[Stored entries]
════════════════
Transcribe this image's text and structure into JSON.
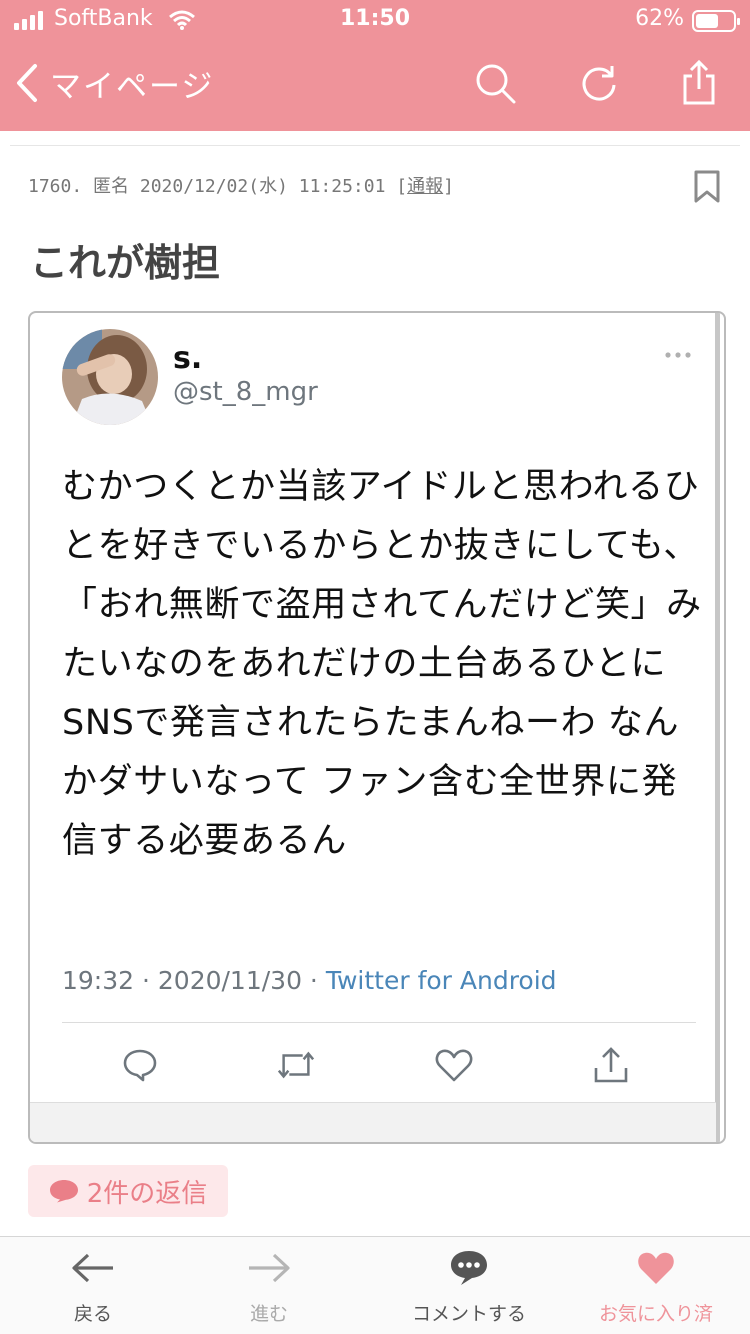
{
  "status_bar": {
    "carrier": "SoftBank",
    "time": "11:50",
    "battery_percent": "62%",
    "battery_level": 0.62
  },
  "nav": {
    "back_label": "マイページ",
    "icons": [
      "search-icon",
      "reload-icon",
      "share-icon"
    ],
    "color": "#ef939a"
  },
  "post": {
    "meta": "1760. 匿名 2020/12/02(水) 11:25:01 [",
    "report_link": "通報",
    "meta_close": "]",
    "title": "これが樹担"
  },
  "tweet": {
    "name": "s.",
    "handle": "@st_8_mgr",
    "more_icon": "more-dots-icon",
    "text": "むかつくとか当該アイドルと思われるひとを好きでいるからとか抜きにしても、「おれ無断で盗用されてんだけど笑」みたいなのをあれだけの土台あるひとにSNSで発言されたらたまんねーわ なんかダサいなって ファン含む全世界に発信する必要あるん",
    "timestamp": "19:32 · 2020/11/30 · ",
    "source": "Twitter for Android",
    "actions": [
      "reply-icon",
      "retweet-icon",
      "like-icon",
      "share-icon"
    ]
  },
  "replies": {
    "label": "2件の返信",
    "accent": "#ea7f88"
  },
  "tabbar": {
    "back": "戻る",
    "forward": "進む",
    "comment": "コメントする",
    "favorite": "お気に入り済"
  }
}
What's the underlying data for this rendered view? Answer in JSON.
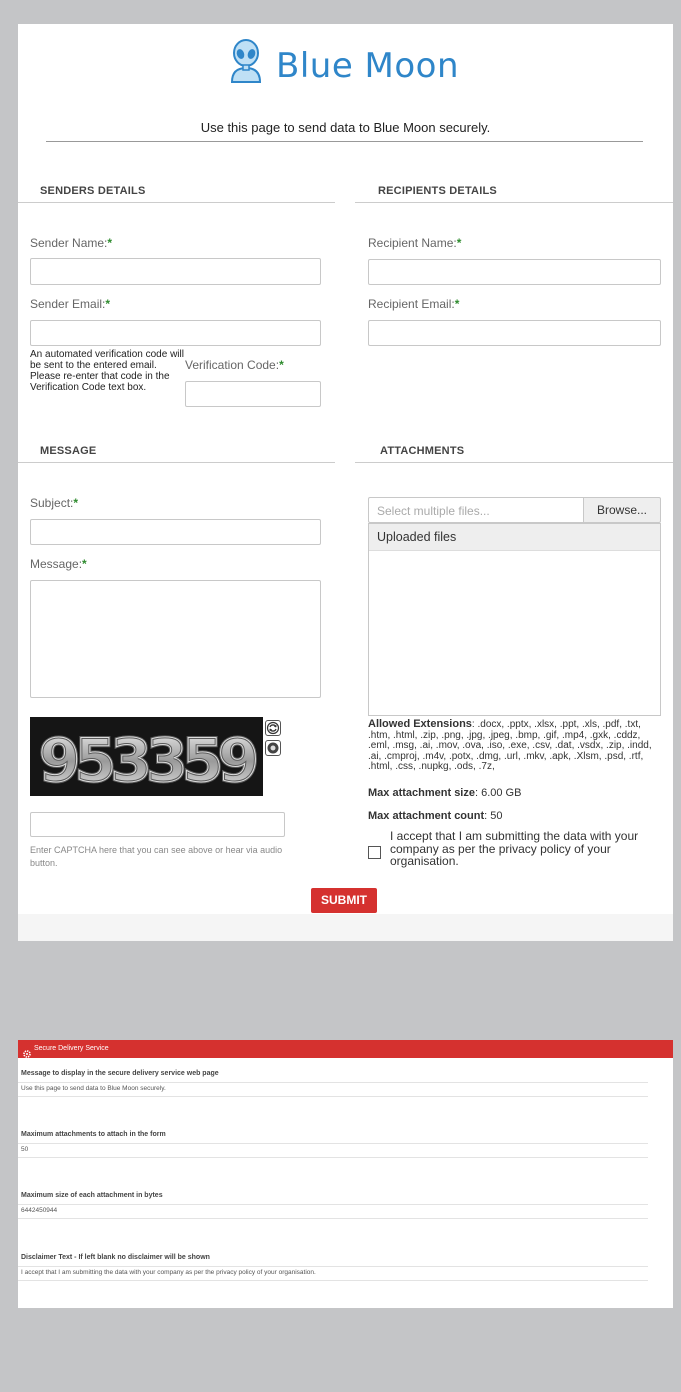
{
  "brand": {
    "name": "Blue Moon"
  },
  "intro_text": "Use this page to send data to Blue Moon securely.",
  "senders": {
    "heading": "SENDERS DETAILS",
    "name_label": "Sender Name:",
    "email_label": "Sender Email:",
    "verification_help": "An automated verification code will be sent to the entered email. Please re-enter that code in the Verification Code text box.",
    "verification_label": "Verification Code:"
  },
  "recipients": {
    "heading": "RECIPIENTS DETAILS",
    "name_label": "Recipient Name:",
    "email_label": "Recipient Email:"
  },
  "required_marker": "*",
  "message": {
    "heading": "MESSAGE",
    "subject_label": "Subject:",
    "message_label": "Message:"
  },
  "captcha": {
    "code": "953359",
    "help": "Enter CAPTCHA here that you can see above or hear via audio button."
  },
  "attachments": {
    "heading": "ATTACHMENTS",
    "select_placeholder": "Select multiple files...",
    "browse_label": "Browse...",
    "uploaded_header": "Uploaded files",
    "allowed_label": "Allowed Extensions",
    "allowed_list": ": .docx, .pptx, .xlsx, .ppt, .xls, .pdf, .txt, .htm, .html, .zip, .png, .jpg, .jpeg, .bmp, .gif, .mp4, .gxk, .cddz, .eml, .msg, .ai, .mov, .ova, .iso, .exe, .csv, .dat, .vsdx, .zip, .indd, .ai, .cmproj, .m4v, .potx, .dmg, .url, .mkv, .apk, .Xlsm, .psd, .rtf, .html, .css, .nupkg, .ods, .7z,",
    "max_size_label": "Max attachment size",
    "max_size_value": ": 6.00 GB",
    "max_count_label": "Max attachment count",
    "max_count_value": ": 50"
  },
  "disclaimer": "I accept that I am submitting the data with your company as per the privacy policy of your organisation.",
  "submit_label": "SUBMIT",
  "admin": {
    "title": "Secure Delivery Service",
    "fields": [
      {
        "label": "Message to display in the secure delivery service web page",
        "value": "Use this page to send data to Blue Moon securely."
      },
      {
        "label": "Maximum attachments to attach in the form",
        "value": "50"
      },
      {
        "label": "Maximum size of each attachment in bytes",
        "value": "6442450944"
      },
      {
        "label": "Disclaimer Text - If left blank no disclaimer will be shown",
        "value": "I accept that I am submitting the data with your company as per the privacy policy of your organisation."
      }
    ]
  },
  "colors": {
    "accent_red": "#d5312f",
    "brand_blue": "#2f86c9",
    "required_green": "#2e8b2e"
  }
}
════════════════
The exercise: Keep the pictures out of the copy and write out the data exactly as it stands.

Result:
Transcribe this image's text and structure into JSON.
{
  "status_bar": {
    "carrier": "SoftBank",
    "time": "11:50",
    "battery_percent": "62%",
    "battery_level": 0.62
  },
  "nav": {
    "back_label": "マイページ",
    "icons": [
      "search-icon",
      "reload-icon",
      "share-icon"
    ],
    "color": "#ef939a"
  },
  "post": {
    "meta": "1760. 匿名 2020/12/02(水) 11:25:01 [",
    "report_link": "通報",
    "meta_close": "]",
    "title": "これが樹担"
  },
  "tweet": {
    "name": "s.",
    "handle": "@st_8_mgr",
    "more_icon": "more-dots-icon",
    "text": "むかつくとか当該アイドルと思われるひとを好きでいるからとか抜きにしても、「おれ無断で盗用されてんだけど笑」みたいなのをあれだけの土台あるひとにSNSで発言されたらたまんねーわ なんかダサいなって ファン含む全世界に発信する必要あるん",
    "timestamp": "19:32 · 2020/11/30 · ",
    "source": "Twitter for Android",
    "actions": [
      "reply-icon",
      "retweet-icon",
      "like-icon",
      "share-icon"
    ]
  },
  "replies": {
    "label": "2件の返信",
    "accent": "#ea7f88"
  },
  "tabbar": {
    "back": "戻る",
    "forward": "進む",
    "comment": "コメントする",
    "favorite": "お気に入り済"
  }
}
What's the underlying data for this rendered view? Answer in JSON.
{
  "brand": {
    "name": "Blue Moon"
  },
  "intro_text": "Use this page to send data to Blue Moon securely.",
  "senders": {
    "heading": "SENDERS DETAILS",
    "name_label": "Sender Name:",
    "email_label": "Sender Email:",
    "verification_help": "An automated verification code will be sent to the entered email. Please re-enter that code in the Verification Code text box.",
    "verification_label": "Verification Code:"
  },
  "recipients": {
    "heading": "RECIPIENTS DETAILS",
    "name_label": "Recipient Name:",
    "email_label": "Recipient Email:"
  },
  "required_marker": "*",
  "message": {
    "heading": "MESSAGE",
    "subject_label": "Subject:",
    "message_label": "Message:"
  },
  "captcha": {
    "code": "953359",
    "help": "Enter CAPTCHA here that you can see above or hear via audio button."
  },
  "attachments": {
    "heading": "ATTACHMENTS",
    "select_placeholder": "Select multiple files...",
    "browse_label": "Browse...",
    "uploaded_header": "Uploaded files",
    "allowed_label": "Allowed Extensions",
    "allowed_list": ": .docx, .pptx, .xlsx, .ppt, .xls, .pdf, .txt, .htm, .html, .zip, .png, .jpg, .jpeg, .bmp, .gif, .mp4, .gxk, .cddz, .eml, .msg, .ai, .mov, .ova, .iso, .exe, .csv, .dat, .vsdx, .zip, .indd, .ai, .cmproj, .m4v, .potx, .dmg, .url, .mkv, .apk, .Xlsm, .psd, .rtf, .html, .css, .nupkg, .ods, .7z,",
    "max_size_label": "Max attachment size",
    "max_size_value": ": 6.00 GB",
    "max_count_label": "Max attachment count",
    "max_count_value": ": 50"
  },
  "disclaimer": "I accept that I am submitting the data with your company as per the privacy policy of your organisation.",
  "submit_label": "SUBMIT",
  "admin": {
    "title": "Secure Delivery Service",
    "fields": [
      {
        "label": "Message to display in the secure delivery service web page",
        "value": "Use this page to send data to Blue Moon securely."
      },
      {
        "label": "Maximum attachments to attach in the form",
        "value": "50"
      },
      {
        "label": "Maximum size of each attachment in bytes",
        "value": "6442450944"
      },
      {
        "label": "Disclaimer Text - If left blank no disclaimer will be shown",
        "value": "I accept that I am submitting the data with your company as per the privacy policy of your organisation."
      }
    ]
  },
  "colors": {
    "accent_red": "#d5312f",
    "brand_blue": "#2f86c9",
    "required_green": "#2e8b2e"
  }
}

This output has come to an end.